::: RECORDS FOR PROCESSING

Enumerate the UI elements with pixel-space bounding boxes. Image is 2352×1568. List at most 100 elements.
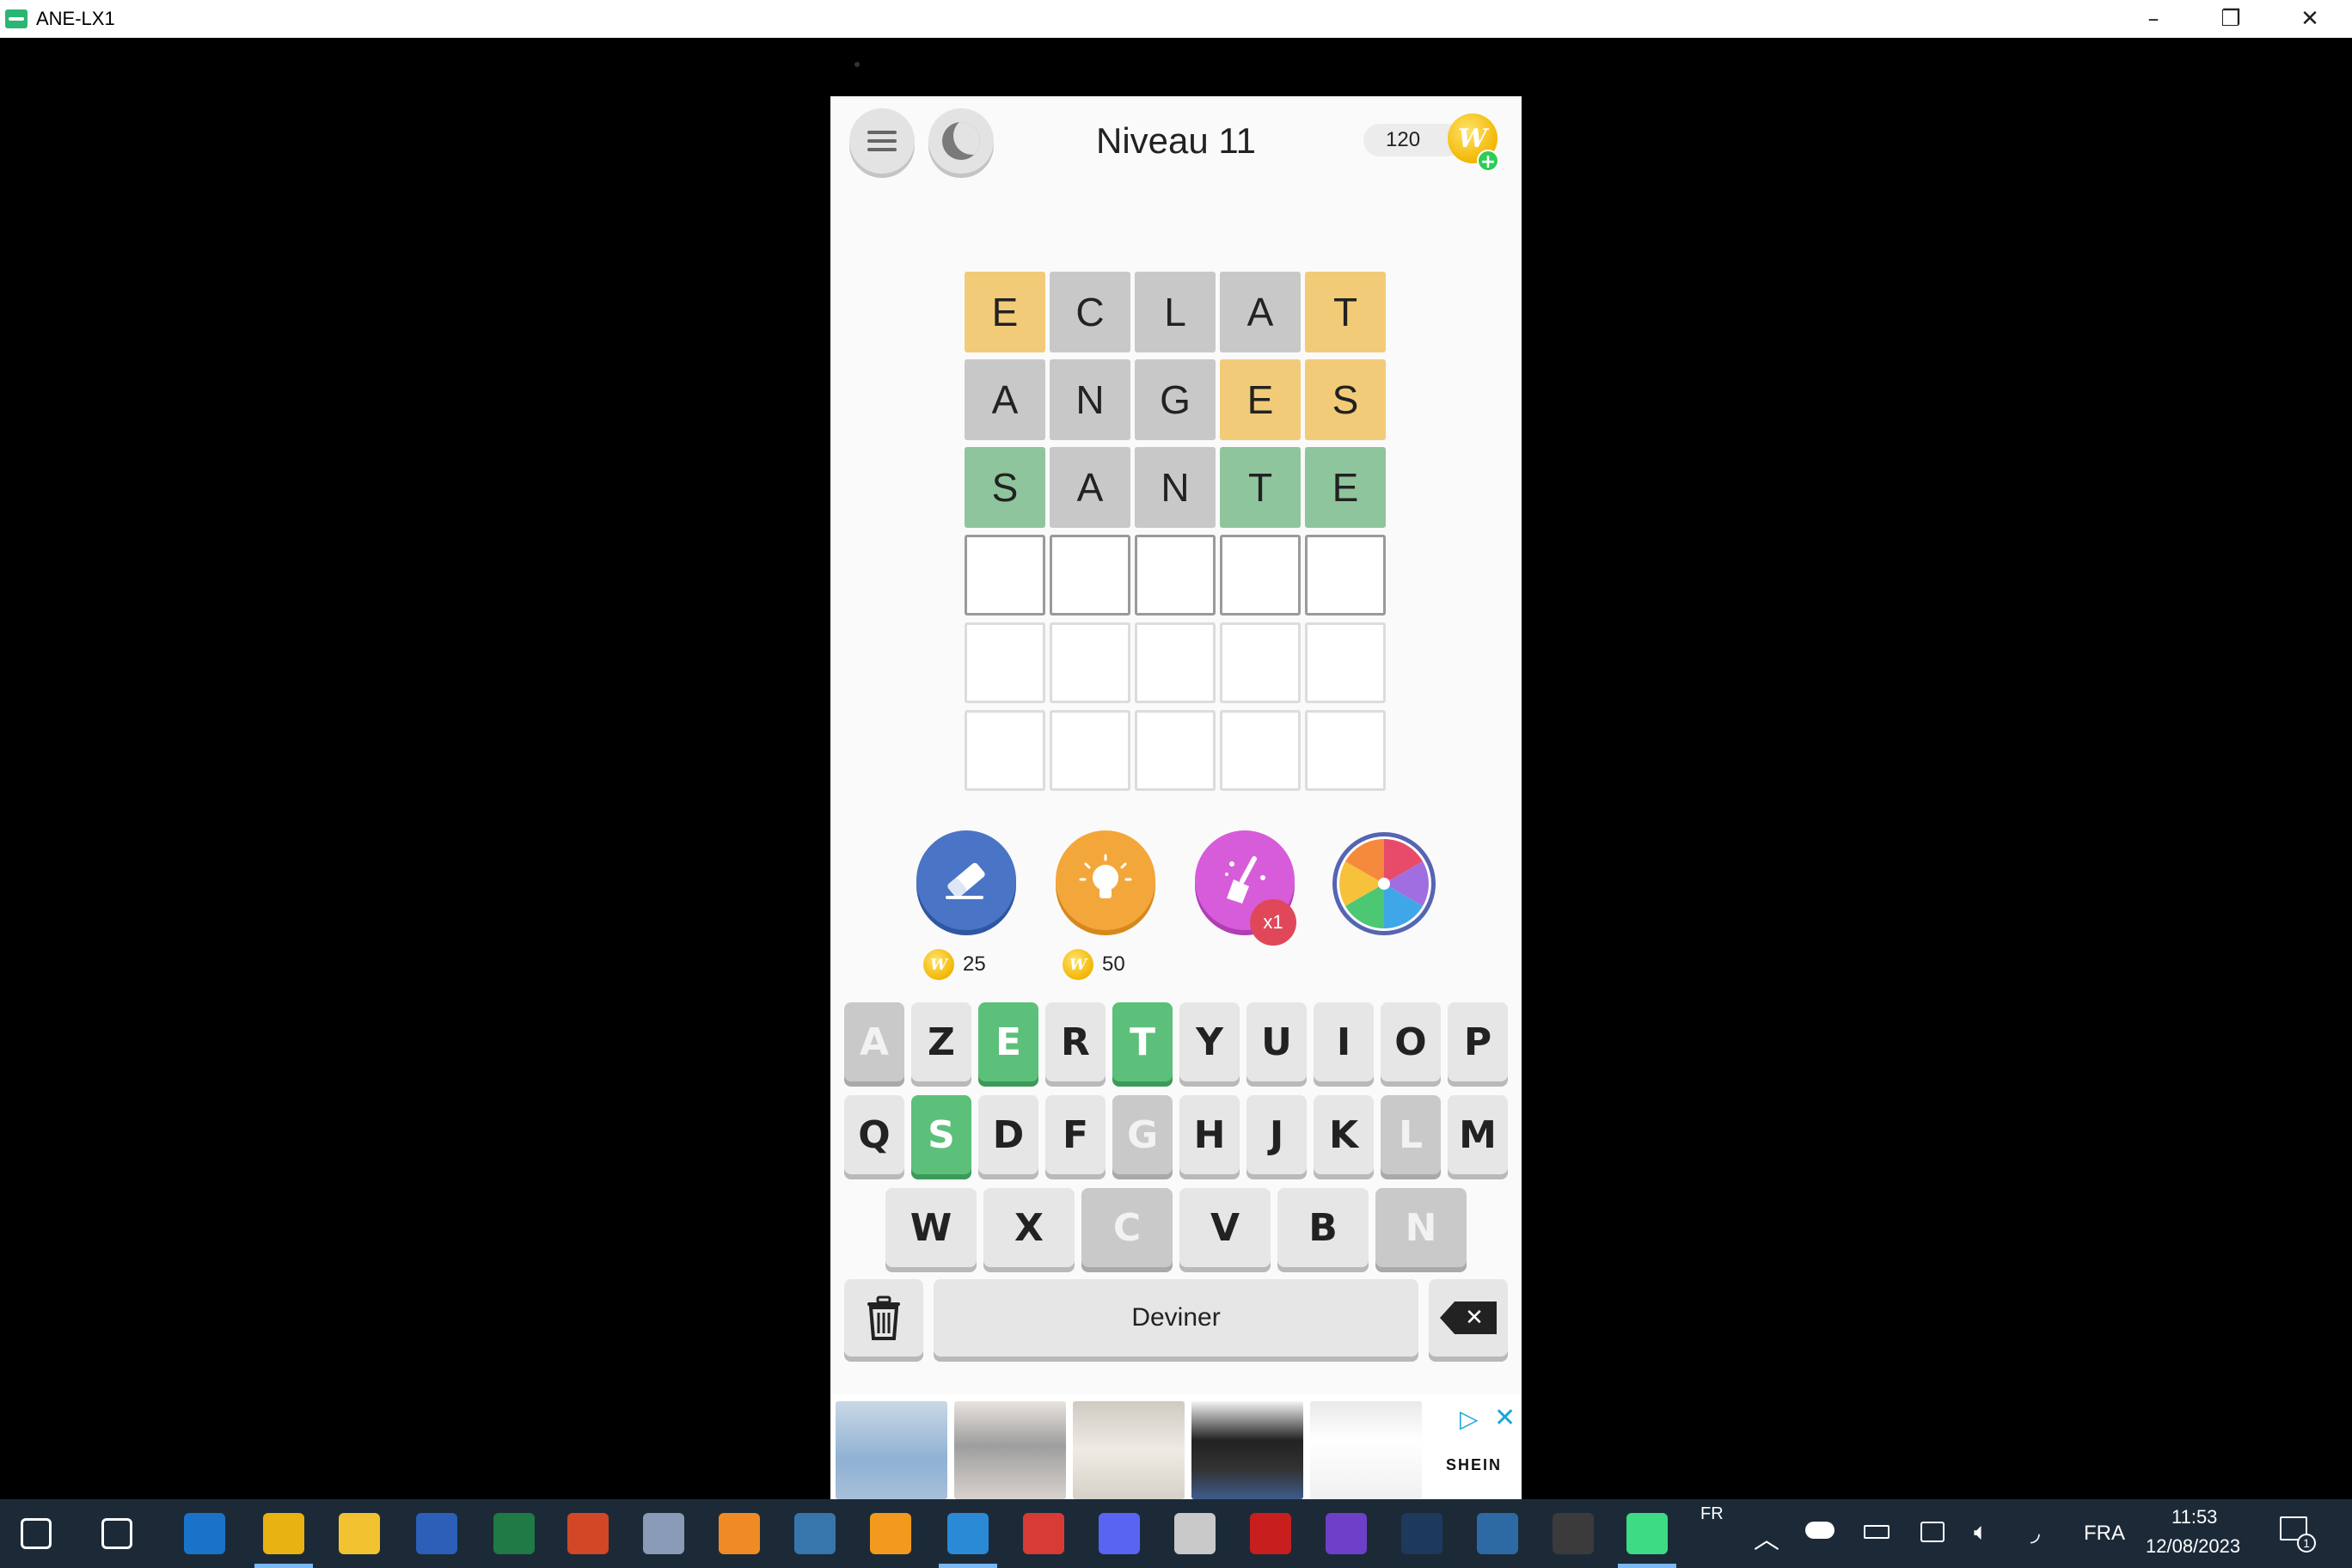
add-coins-button[interactable]: + [1477,150,1499,173]
key-s[interactable]: S [911,1095,971,1174]
hint-powerup-button[interactable] [1056,830,1155,930]
ad-close-icon[interactable]: ✕ [1494,1403,1516,1433]
key-l[interactable]: L [1381,1095,1441,1174]
key-i[interactable]: I [1314,1002,1374,1081]
windows-start-icon[interactable] [21,1518,52,1549]
grid-tile [1220,535,1301,616]
keyboard-row-1: AZERTYUIOP [830,1002,1522,1081]
grid-tile [1220,710,1301,791]
volume-icon[interactable]: 🔈︎ [1974,1518,1988,1547]
backspace-icon: ✕ [1440,1302,1497,1334]
key-k[interactable]: K [1314,1095,1374,1174]
onedrive-icon[interactable] [1805,1522,1834,1539]
outlook-icon[interactable] [184,1513,225,1554]
key-x[interactable]: X [983,1188,1075,1267]
grid-tile [1050,622,1130,703]
clock-time[interactable]: 11:53 [2171,1506,2217,1528]
clear-word-button[interactable] [844,1279,923,1357]
phone-screen: Niveau 11 120 W + ECLATANGESSANTE x1 W 2… [830,96,1522,1499]
word-icon[interactable] [416,1513,457,1554]
key-r[interactable]: R [1045,1002,1106,1081]
key-u[interactable]: U [1246,1002,1307,1081]
show-hidden-icons-chevron-icon[interactable]: ︿ [1754,1518,1779,1556]
python-icon[interactable] [794,1513,836,1554]
media-player-icon[interactable] [719,1513,760,1554]
eraser-powerup-button[interactable] [916,830,1016,930]
key-t[interactable]: T [1112,1002,1173,1081]
android-emulator-icon[interactable] [1626,1513,1668,1554]
backspace-button[interactable]: ✕ [1429,1279,1508,1357]
discord-icon[interactable] [1099,1513,1140,1554]
tux-icon[interactable] [1174,1513,1216,1554]
scissors-icon[interactable] [1023,1513,1064,1554]
key-a[interactable]: A [844,1002,904,1081]
grid-tile: A [965,359,1045,440]
grid-tile [1135,710,1216,791]
grid-tile: L [1135,272,1216,352]
battery-icon[interactable] [1864,1525,1890,1539]
trash-icon [867,1295,900,1340]
ad-product-image[interactable] [1073,1401,1185,1499]
key-e[interactable]: E [978,1002,1038,1081]
guess-button[interactable]: Deviner [934,1279,1418,1357]
minimize-button[interactable]: – [2115,0,2192,38]
grid-tile: T [1220,447,1301,528]
key-c[interactable]: C [1081,1188,1173,1267]
powerpoint-icon[interactable] [567,1513,609,1554]
active-app-indicator [1618,1564,1676,1568]
wifi-icon[interactable]: ◞ [2030,1518,2040,1547]
key-w[interactable]: W [885,1188,977,1267]
key-h[interactable]: H [1179,1095,1240,1174]
keyboard-row-3: WXCVBN [830,1188,1522,1267]
maximize-button[interactable]: ❐ [2192,0,2269,38]
key-d[interactable]: D [978,1095,1038,1174]
key-f[interactable]: F [1045,1095,1106,1174]
ad-product-image[interactable] [1191,1401,1303,1499]
key-j[interactable]: J [1246,1095,1307,1174]
key-p[interactable]: P [1448,1002,1508,1081]
eraser-cost: W 25 [923,949,986,980]
spin-wheel-button[interactable] [1332,832,1436,935]
close-window-button[interactable]: ✕ [2271,0,2349,38]
lightroom-icon[interactable] [1401,1513,1442,1554]
key-z[interactable]: Z [911,1002,971,1081]
vscode-icon[interactable] [947,1513,989,1554]
display-icon[interactable] [1920,1522,1945,1542]
sublime-text-icon[interactable] [870,1513,911,1554]
key-o[interactable]: O [1381,1002,1441,1081]
task-view-icon[interactable] [101,1518,132,1549]
ad-product-image[interactable] [836,1401,947,1499]
key-b[interactable]: B [1277,1188,1369,1267]
terminal-icon[interactable] [1477,1513,1518,1554]
coin-icon: W [923,949,954,980]
ad-product-image[interactable] [1310,1401,1422,1499]
ad-product-image[interactable] [954,1401,1066,1499]
chrome-icon[interactable] [263,1513,304,1554]
key-g[interactable]: G [1112,1095,1173,1174]
snipping-icon[interactable] [643,1513,684,1554]
language-indicator[interactable]: FRA [2084,1522,2125,1546]
excel-icon[interactable] [493,1513,535,1554]
grid-tile: T [1305,272,1386,352]
github-icon[interactable] [1326,1513,1367,1554]
grid-tile [1305,622,1386,703]
obs-icon[interactable] [1553,1513,1594,1554]
grid-tile [1220,622,1301,703]
grid-tile: S [965,447,1045,528]
key-n[interactable]: N [1375,1188,1467,1267]
clock-date[interactable]: 12/08/2023 [2146,1535,2240,1558]
input-language-top[interactable]: FR [1700,1504,1724,1524]
eraser-cost-value: 25 [963,952,986,976]
hint-cost: W 50 [1063,949,1125,980]
grid-tile [965,622,1045,703]
file-explorer-icon[interactable] [339,1513,380,1554]
key-y[interactable]: Y [1179,1002,1240,1081]
adchoices-icon[interactable]: ▷ [1460,1405,1479,1433]
key-v[interactable]: V [1179,1188,1271,1267]
ad-banner[interactable]: ▷ ✕ SHEIN [830,1394,1522,1499]
grid-tile: A [1050,447,1130,528]
camera-dot [854,62,860,67]
key-q[interactable]: Q [844,1095,904,1174]
acrobat-icon[interactable] [1250,1513,1291,1554]
key-m[interactable]: M [1448,1095,1508,1174]
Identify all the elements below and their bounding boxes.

::::::

Extract every row above verbatim, omitting the pictures.

Enumerate the UI elements with pixel-space bounding boxes. Image is 2352×1568. List at most 100 elements.
add-coins-button[interactable]: + [1477,150,1499,173]
key-s[interactable]: S [911,1095,971,1174]
hint-powerup-button[interactable] [1056,830,1155,930]
ad-close-icon[interactable]: ✕ [1494,1403,1516,1433]
key-l[interactable]: L [1381,1095,1441,1174]
key-i[interactable]: I [1314,1002,1374,1081]
windows-start-icon[interactable] [21,1518,52,1549]
grid-tile [1220,535,1301,616]
keyboard-row-1: AZERTYUIOP [830,1002,1522,1081]
grid-tile [1220,710,1301,791]
volume-icon[interactable]: 🔈︎ [1974,1518,1988,1547]
backspace-icon: ✕ [1440,1302,1497,1334]
key-k[interactable]: K [1314,1095,1374,1174]
onedrive-icon[interactable] [1805,1522,1834,1539]
outlook-icon[interactable] [184,1513,225,1554]
key-x[interactable]: X [983,1188,1075,1267]
grid-tile [1050,622,1130,703]
clock-time[interactable]: 11:53 [2171,1506,2217,1528]
clear-word-button[interactable] [844,1279,923,1357]
phone-screen: Niveau 11 120 W + ECLATANGESSANTE x1 W 2… [830,96,1522,1499]
word-icon[interactable] [416,1513,457,1554]
key-r[interactable]: R [1045,1002,1106,1081]
key-u[interactable]: U [1246,1002,1307,1081]
show-hidden-icons-chevron-icon[interactable]: ︿ [1754,1518,1779,1556]
python-icon[interactable] [794,1513,836,1554]
media-player-icon[interactable] [719,1513,760,1554]
eraser-powerup-button[interactable] [916,830,1016,930]
key-t[interactable]: T [1112,1002,1173,1081]
android-emulator-icon[interactable] [1626,1513,1668,1554]
backspace-button[interactable]: ✕ [1429,1279,1508,1357]
discord-icon[interactable] [1099,1513,1140,1554]
tux-icon[interactable] [1174,1513,1216,1554]
scissors-icon[interactable] [1023,1513,1064,1554]
key-a[interactable]: A [844,1002,904,1081]
grid-tile: A [965,359,1045,440]
grid-tile [1135,710,1216,791]
grid-tile: L [1135,272,1216,352]
battery-icon[interactable] [1864,1525,1890,1539]
trash-icon [867,1295,900,1340]
ad-product-image[interactable] [1073,1401,1185,1499]
key-e[interactable]: E [978,1002,1038,1081]
guess-button[interactable]: Deviner [934,1279,1418,1357]
minimize-button[interactable]: – [2115,0,2192,38]
grid-tile: T [1220,447,1301,528]
key-c[interactable]: C [1081,1188,1173,1267]
powerpoint-icon[interactable] [567,1513,609,1554]
active-app-indicator [1618,1564,1676,1568]
wifi-icon[interactable]: ◞ [2030,1518,2040,1547]
key-w[interactable]: W [885,1188,977,1267]
key-h[interactable]: H [1179,1095,1240,1174]
keyboard-row-3: WXCVBN [830,1188,1522,1267]
maximize-button[interactable]: ❐ [2192,0,2269,38]
key-d[interactable]: D [978,1095,1038,1174]
key-f[interactable]: F [1045,1095,1106,1174]
ad-product-image[interactable] [1191,1401,1303,1499]
key-j[interactable]: J [1246,1095,1307,1174]
key-p[interactable]: P [1448,1002,1508,1081]
eraser-cost: W 25 [923,949,986,980]
spin-wheel-button[interactable] [1332,832,1436,935]
close-window-button[interactable]: ✕ [2271,0,2349,38]
lightroom-icon[interactable] [1401,1513,1442,1554]
key-z[interactable]: Z [911,1002,971,1081]
vscode-icon[interactable] [947,1513,989,1554]
display-icon[interactable] [1920,1522,1945,1542]
sublime-text-icon[interactable] [870,1513,911,1554]
key-o[interactable]: O [1381,1002,1441,1081]
task-view-icon[interactable] [101,1518,132,1549]
ad-product-image[interactable] [836,1401,947,1499]
key-b[interactable]: B [1277,1188,1369,1267]
terminal-icon[interactable] [1477,1513,1518,1554]
coin-icon: W [923,949,954,980]
ad-product-image[interactable] [1310,1401,1422,1499]
ad-product-image[interactable] [954,1401,1066,1499]
chrome-icon[interactable] [263,1513,304,1554]
key-g[interactable]: G [1112,1095,1173,1174]
snipping-icon[interactable] [643,1513,684,1554]
language-indicator[interactable]: FRA [2084,1522,2125,1546]
excel-icon[interactable] [493,1513,535,1554]
grid-tile: T [1305,272,1386,352]
github-icon[interactable] [1326,1513,1367,1554]
grid-tile [1305,622,1386,703]
obs-icon[interactable] [1553,1513,1594,1554]
grid-tile [1220,622,1301,703]
grid-tile: S [965,447,1045,528]
key-n[interactable]: N [1375,1188,1467,1267]
clock-date[interactable]: 12/08/2023 [2146,1535,2240,1558]
input-language-top[interactable]: FR [1700,1504,1724,1524]
eraser-cost-value: 25 [963,952,986,976]
hint-cost: W 50 [1063,949,1125,980]
grid-tile [965,622,1045,703]
file-explorer-icon[interactable] [339,1513,380,1554]
key-y[interactable]: Y [1179,1002,1240,1081]
adchoices-icon[interactable]: ▷ [1460,1405,1479,1433]
key-v[interactable]: V [1179,1188,1271,1267]
ad-banner[interactable]: ▷ ✕ SHEIN [830,1394,1522,1499]
grid-tile: A [1050,447,1130,528]
camera-dot [854,62,860,67]
key-q[interactable]: Q [844,1095,904,1174]
acrobat-icon[interactable] [1250,1513,1291,1554]
key-m[interactable]: M [1448,1095,1508,1174]
Identify all the elements below and their bounding boxes.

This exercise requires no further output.